** START Provided material **
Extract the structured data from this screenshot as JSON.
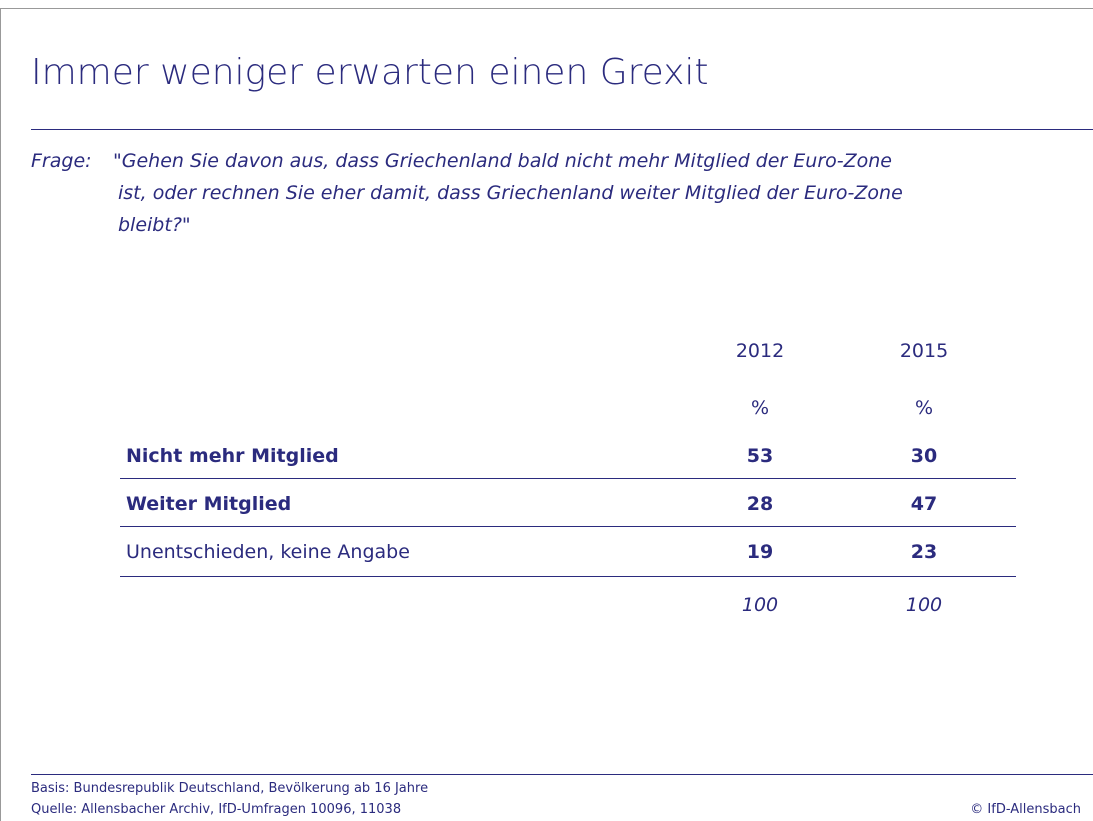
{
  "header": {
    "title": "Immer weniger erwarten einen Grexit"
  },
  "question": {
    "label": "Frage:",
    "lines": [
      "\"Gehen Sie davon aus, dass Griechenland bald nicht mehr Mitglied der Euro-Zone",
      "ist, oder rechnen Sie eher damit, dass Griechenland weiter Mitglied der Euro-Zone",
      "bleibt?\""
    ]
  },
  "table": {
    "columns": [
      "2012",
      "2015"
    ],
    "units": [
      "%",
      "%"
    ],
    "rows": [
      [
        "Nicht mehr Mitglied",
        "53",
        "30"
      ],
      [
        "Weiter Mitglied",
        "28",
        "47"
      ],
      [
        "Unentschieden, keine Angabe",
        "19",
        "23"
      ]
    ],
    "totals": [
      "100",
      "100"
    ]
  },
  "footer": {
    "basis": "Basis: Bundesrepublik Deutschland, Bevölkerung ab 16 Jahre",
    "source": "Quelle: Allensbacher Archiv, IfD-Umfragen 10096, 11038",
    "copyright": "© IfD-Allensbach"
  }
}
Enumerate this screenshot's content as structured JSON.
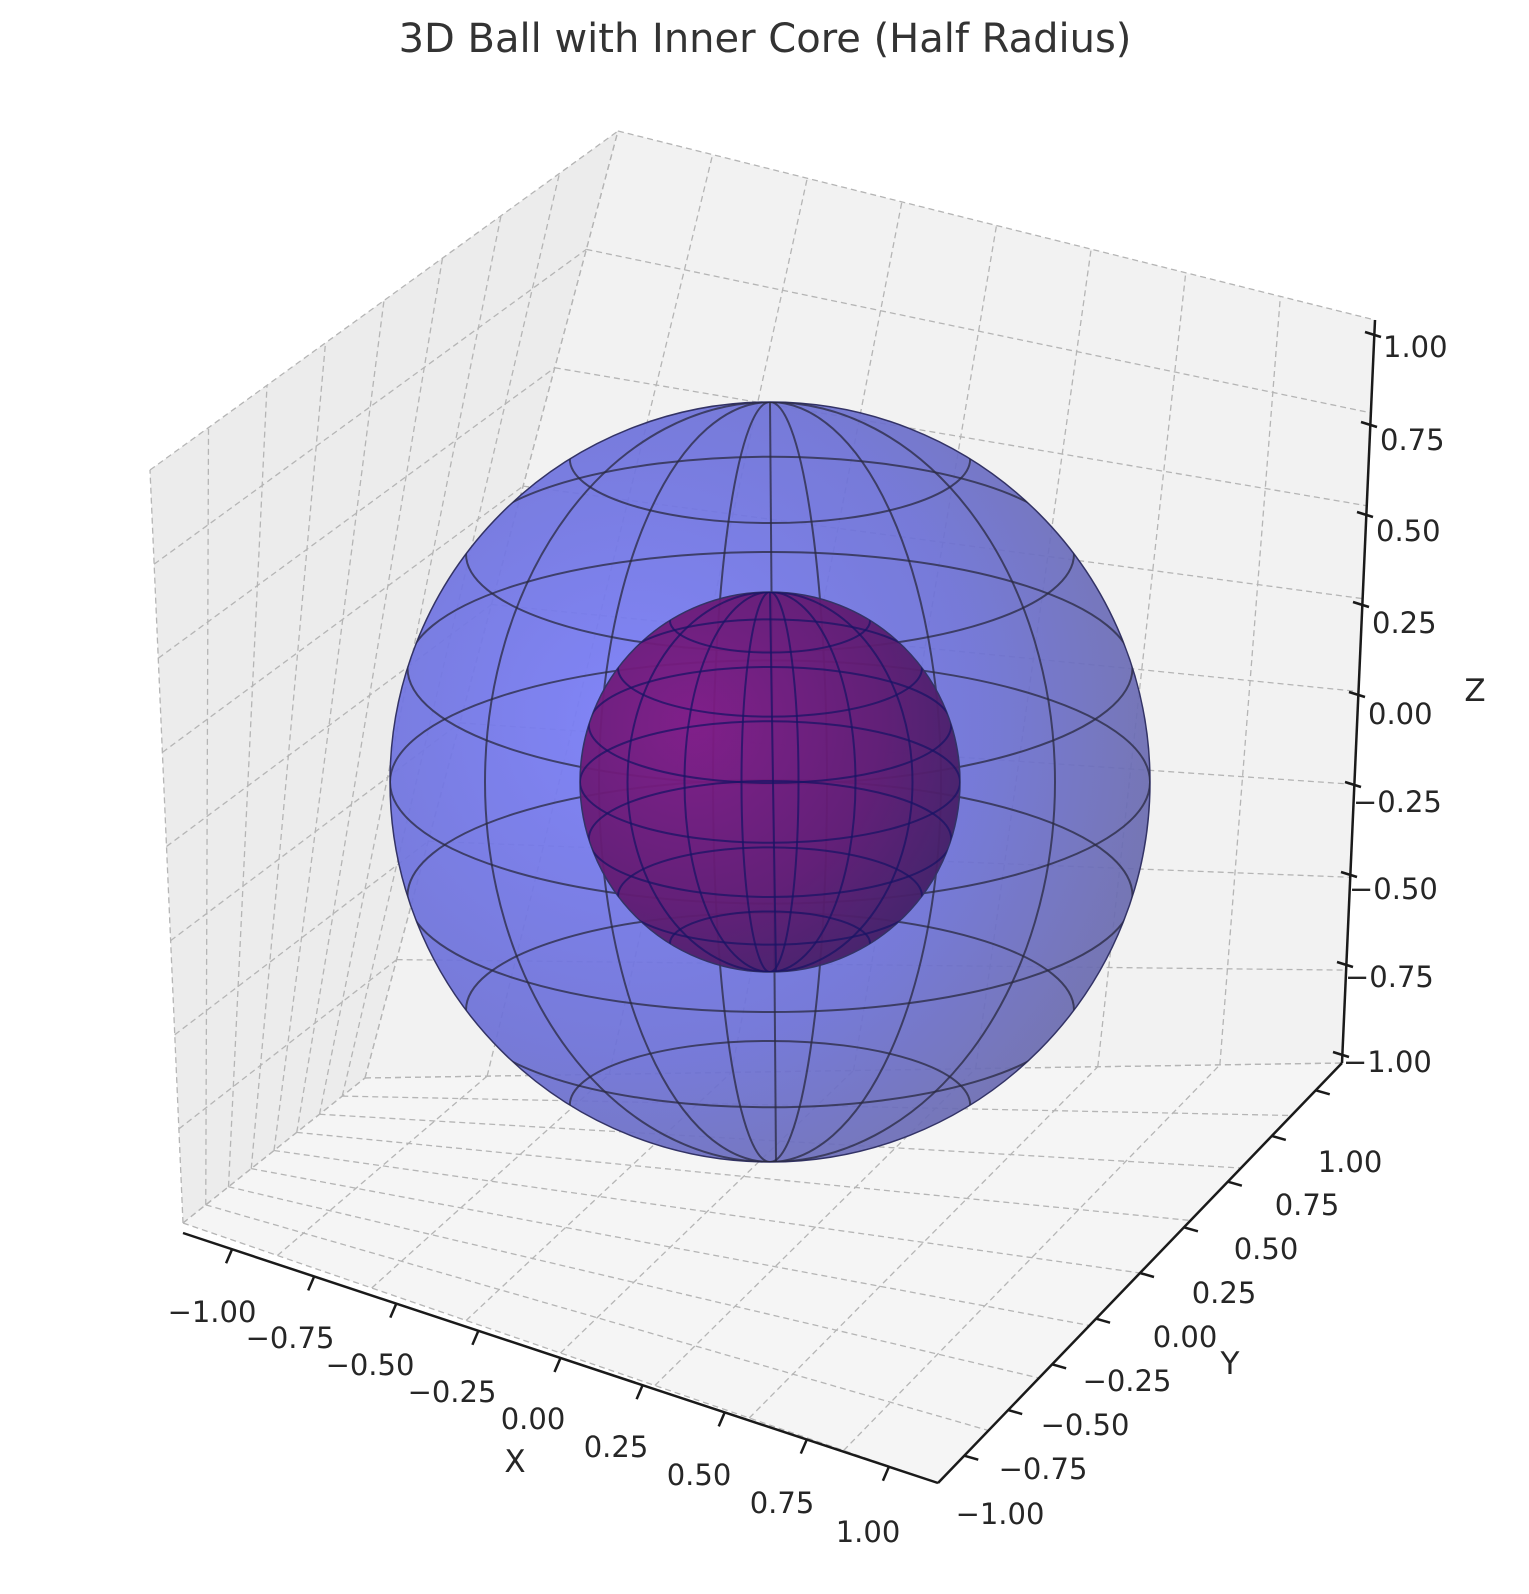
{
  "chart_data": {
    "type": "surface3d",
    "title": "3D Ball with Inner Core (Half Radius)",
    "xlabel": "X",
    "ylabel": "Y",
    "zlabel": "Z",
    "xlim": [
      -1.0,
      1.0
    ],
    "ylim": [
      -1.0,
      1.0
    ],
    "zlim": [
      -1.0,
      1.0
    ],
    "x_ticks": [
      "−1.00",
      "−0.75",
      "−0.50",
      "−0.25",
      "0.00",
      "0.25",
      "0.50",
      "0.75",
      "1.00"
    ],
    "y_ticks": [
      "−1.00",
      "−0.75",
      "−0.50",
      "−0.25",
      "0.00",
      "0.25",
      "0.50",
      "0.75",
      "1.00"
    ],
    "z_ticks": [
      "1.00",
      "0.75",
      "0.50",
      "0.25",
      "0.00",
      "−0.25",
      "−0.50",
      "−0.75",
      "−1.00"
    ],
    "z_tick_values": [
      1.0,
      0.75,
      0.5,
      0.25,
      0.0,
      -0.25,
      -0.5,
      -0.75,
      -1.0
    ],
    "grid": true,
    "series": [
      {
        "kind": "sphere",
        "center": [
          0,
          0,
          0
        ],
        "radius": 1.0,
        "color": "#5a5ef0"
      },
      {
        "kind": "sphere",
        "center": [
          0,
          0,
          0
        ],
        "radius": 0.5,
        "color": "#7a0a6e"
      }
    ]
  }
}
** END Provided material **
** START Provided material **
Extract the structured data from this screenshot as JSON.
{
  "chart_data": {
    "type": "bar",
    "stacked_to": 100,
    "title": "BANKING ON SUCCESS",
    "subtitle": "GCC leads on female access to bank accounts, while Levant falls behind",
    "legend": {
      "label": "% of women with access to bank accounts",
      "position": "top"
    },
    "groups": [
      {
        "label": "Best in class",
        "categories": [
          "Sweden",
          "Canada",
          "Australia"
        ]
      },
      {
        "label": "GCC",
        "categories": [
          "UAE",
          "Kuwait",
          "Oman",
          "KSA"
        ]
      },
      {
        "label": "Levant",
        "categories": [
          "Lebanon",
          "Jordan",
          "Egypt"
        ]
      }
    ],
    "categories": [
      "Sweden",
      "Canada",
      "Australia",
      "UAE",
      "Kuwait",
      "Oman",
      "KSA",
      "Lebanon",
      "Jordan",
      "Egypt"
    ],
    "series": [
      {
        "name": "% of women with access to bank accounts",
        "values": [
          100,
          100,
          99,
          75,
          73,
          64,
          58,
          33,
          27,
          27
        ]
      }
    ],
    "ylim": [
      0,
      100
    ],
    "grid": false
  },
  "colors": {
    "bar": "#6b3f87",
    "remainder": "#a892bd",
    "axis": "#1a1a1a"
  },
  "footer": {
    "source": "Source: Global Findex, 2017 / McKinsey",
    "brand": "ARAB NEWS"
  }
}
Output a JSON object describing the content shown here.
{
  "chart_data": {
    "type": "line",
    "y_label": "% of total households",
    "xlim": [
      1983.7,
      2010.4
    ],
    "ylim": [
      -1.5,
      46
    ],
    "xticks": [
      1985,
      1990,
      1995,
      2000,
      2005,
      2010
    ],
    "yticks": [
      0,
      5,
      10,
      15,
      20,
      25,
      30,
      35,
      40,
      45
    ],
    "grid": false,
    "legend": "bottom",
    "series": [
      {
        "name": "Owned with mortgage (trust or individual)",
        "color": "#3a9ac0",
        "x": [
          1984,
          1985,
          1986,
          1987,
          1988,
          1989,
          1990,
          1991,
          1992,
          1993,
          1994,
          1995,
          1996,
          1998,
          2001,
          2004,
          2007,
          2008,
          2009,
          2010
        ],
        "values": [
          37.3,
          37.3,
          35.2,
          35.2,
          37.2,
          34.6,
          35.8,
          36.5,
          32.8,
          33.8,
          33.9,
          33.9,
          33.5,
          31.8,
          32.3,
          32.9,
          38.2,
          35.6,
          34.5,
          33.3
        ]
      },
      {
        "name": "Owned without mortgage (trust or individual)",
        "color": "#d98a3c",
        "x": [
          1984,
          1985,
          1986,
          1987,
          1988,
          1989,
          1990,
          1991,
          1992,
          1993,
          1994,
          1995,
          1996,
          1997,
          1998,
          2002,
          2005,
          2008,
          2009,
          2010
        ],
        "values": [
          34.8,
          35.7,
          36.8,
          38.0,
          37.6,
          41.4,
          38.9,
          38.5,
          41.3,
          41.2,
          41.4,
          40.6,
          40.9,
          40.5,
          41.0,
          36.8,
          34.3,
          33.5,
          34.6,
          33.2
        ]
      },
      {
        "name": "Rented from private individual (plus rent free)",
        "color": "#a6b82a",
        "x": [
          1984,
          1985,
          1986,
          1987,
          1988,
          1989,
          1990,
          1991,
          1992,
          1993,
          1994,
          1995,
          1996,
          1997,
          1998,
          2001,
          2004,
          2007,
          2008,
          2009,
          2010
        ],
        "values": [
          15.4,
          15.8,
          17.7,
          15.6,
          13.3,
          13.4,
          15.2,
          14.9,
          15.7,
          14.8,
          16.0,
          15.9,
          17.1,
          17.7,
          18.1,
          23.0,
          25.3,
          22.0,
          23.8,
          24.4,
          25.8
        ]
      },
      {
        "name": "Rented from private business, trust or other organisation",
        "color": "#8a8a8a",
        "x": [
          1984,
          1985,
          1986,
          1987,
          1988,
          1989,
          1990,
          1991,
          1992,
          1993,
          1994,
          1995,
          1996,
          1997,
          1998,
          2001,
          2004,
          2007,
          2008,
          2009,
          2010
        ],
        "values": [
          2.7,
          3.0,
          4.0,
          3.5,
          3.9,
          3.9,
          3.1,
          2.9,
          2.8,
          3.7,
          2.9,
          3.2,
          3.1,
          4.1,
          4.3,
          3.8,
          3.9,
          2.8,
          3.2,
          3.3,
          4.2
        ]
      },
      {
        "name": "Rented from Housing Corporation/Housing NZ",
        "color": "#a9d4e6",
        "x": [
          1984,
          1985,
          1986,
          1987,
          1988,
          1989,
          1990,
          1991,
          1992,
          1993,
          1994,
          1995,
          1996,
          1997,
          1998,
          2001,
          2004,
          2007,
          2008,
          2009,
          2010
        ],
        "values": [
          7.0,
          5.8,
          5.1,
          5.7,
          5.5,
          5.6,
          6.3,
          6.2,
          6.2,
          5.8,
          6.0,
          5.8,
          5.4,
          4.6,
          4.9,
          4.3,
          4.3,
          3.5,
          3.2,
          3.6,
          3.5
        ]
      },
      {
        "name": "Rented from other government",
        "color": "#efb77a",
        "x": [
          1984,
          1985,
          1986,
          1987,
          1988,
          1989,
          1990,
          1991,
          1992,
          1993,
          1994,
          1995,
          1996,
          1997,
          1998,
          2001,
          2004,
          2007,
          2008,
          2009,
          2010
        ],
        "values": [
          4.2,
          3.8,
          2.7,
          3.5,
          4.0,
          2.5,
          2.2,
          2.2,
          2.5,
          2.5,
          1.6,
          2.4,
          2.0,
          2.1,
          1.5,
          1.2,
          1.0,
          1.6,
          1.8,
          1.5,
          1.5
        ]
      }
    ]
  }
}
** END Provided material **
:: Task ::
Look through the entries and find each line that has the string "other". Copy those lines.

:: Final result ::
        "name": "Rented from private business, trust or other organisation",
        "name": "Rented from other government",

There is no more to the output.